◆ **Problem requirements**
Scan each line of the records for the word "dimensional" and extract the ones that have it.
* Begin *
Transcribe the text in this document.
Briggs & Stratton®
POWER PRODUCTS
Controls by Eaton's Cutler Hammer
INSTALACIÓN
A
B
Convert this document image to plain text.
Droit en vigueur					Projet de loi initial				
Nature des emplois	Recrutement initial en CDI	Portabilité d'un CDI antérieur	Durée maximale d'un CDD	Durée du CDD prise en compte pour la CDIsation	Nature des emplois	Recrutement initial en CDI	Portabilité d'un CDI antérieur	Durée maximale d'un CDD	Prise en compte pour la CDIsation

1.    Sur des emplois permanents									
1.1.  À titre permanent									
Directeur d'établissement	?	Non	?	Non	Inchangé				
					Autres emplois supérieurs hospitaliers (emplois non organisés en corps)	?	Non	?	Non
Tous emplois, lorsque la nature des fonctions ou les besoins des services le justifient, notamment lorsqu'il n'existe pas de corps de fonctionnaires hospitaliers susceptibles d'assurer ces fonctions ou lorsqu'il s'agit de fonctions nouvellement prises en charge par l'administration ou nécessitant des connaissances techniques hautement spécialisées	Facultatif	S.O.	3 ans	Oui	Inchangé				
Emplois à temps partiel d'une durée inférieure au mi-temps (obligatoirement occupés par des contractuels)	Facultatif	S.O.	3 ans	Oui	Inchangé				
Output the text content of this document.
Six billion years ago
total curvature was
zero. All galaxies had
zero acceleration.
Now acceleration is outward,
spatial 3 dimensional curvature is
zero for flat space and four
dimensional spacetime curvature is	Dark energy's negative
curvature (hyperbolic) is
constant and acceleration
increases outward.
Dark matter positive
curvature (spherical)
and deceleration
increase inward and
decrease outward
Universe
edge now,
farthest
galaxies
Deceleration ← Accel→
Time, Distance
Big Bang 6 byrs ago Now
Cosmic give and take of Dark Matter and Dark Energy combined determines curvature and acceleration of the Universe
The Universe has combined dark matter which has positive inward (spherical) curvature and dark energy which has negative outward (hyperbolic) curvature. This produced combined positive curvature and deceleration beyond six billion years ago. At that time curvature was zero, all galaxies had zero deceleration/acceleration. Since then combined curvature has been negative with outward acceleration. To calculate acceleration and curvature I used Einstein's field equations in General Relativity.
* End *
◆ **Expected answer**
spatial 3 dimensional curvature is
dimensional spacetime curvature is	Dark energy's negative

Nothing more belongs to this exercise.